REQUEST:
Reproduce the listing word for word. Skip any image.

Stored records:
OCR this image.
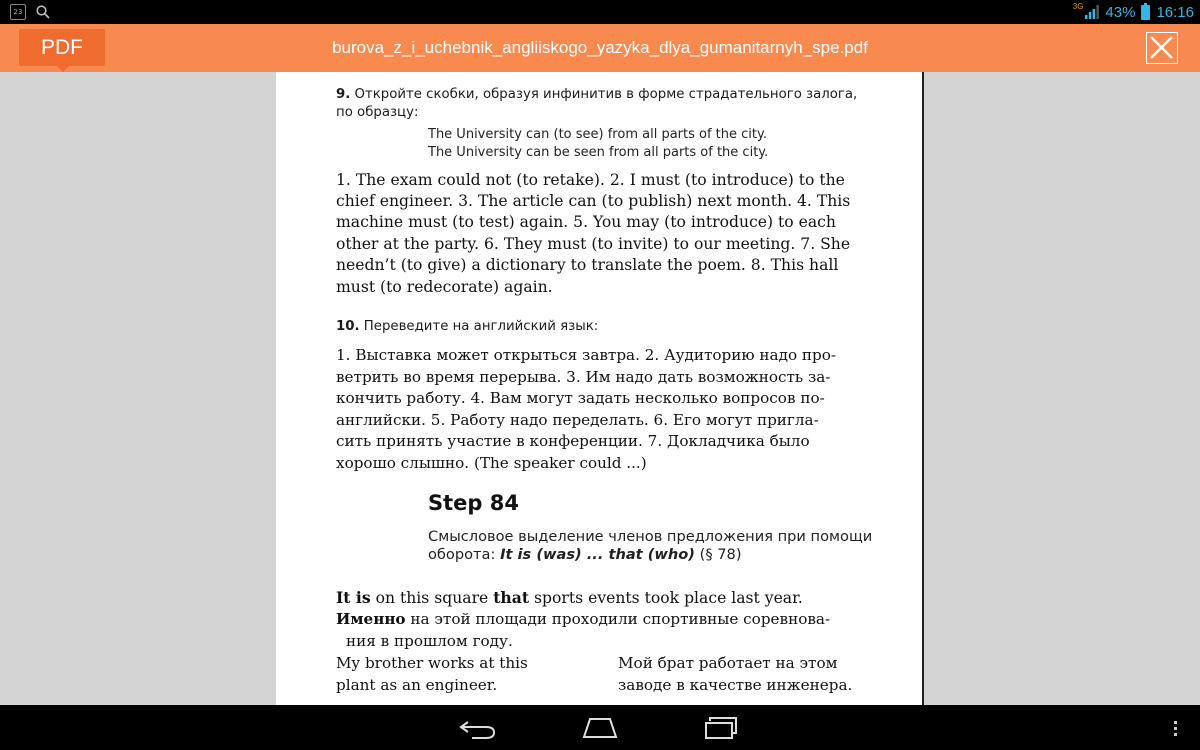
23
3G 43% 16:16
burova_z_i_uchebnik_angliiskogo_yazyka_dlya_gumanitarnyh_spe.pdf
PDF
9. Откройте скобки, образуя инфинитив в форме страдательного залога,
по образцу:
The University can (to see) from all parts of the city.
The University can be seen from all parts of the city.
1. The exam could not (to retake). 2. I must (to introduce) to the
chief engineer. 3. The article can (to publish) next month. 4. This
machine must (to test) again. 5. You may (to introduce) to each
other at the party. 6. They must (to invite) to our meeting. 7. She
needn’t (to give) a dictionary to translate the poem. 8. This hall
must (to redecorate) again.
10. Переведите на английский язык:
1. Выставка может открыться завтра. 2. Аудиторию надо про-
ветрить во время перерыва. 3. Им надо дать возможность за-
кончить работу. 4. Вам могут задать несколько вопросов по-
английски. 5. Работу надо переделать. 6. Его могут пригла-
сить принять участие в конференции. 7. Докладчика было
хорошо слышно. (The speaker could ...)
Step 84
Смысловое выделение членов предложения при помощи
оборота: It is (was) ... that (who) (§ 78)
It is on this square that sports events took place last year.
Именно на этой площади проходили спортивные соревнова-
ния в прошлом году.
My brother works at this
plant as an engineer.
Мой брат работает на этом
заводе в качестве инженера.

WRITTEN REPLY:
OCR this image.
23
3G 43% 16:16
burova_z_i_uchebnik_angliiskogo_yazyka_dlya_gumanitarnyh_spe.pdf
PDF
9. Откройте скобки, образуя инфинитив в форме страдательного залога,
по образцу:
The University can (to see) from all parts of the city.
The University can be seen from all parts of the city.
1. The exam could not (to retake). 2. I must (to introduce) to the
chief engineer. 3. The article can (to publish) next month. 4. This
machine must (to test) again. 5. You may (to introduce) to each
other at the party. 6. They must (to invite) to our meeting. 7. She
needn’t (to give) a dictionary to translate the poem. 8. This hall
must (to redecorate) again.
10. Переведите на английский язык:
1. Выставка может открыться завтра. 2. Аудиторию надо про-
ветрить во время перерыва. 3. Им надо дать возможность за-
кончить работу. 4. Вам могут задать несколько вопросов по-
английски. 5. Работу надо переделать. 6. Его могут пригла-
сить принять участие в конференции. 7. Докладчика было
хорошо слышно. (The speaker could ...)
Step 84
Смысловое выделение членов предложения при помощи
оборота: It is (was) ... that (who) (§ 78)
It is on this square that sports events took place last year.
Именно на этой площади проходили спортивные соревнова-
ния в прошлом году.
My brother works at this
plant as an engineer.
Мой брат работает на этом
заводе в качестве инженера.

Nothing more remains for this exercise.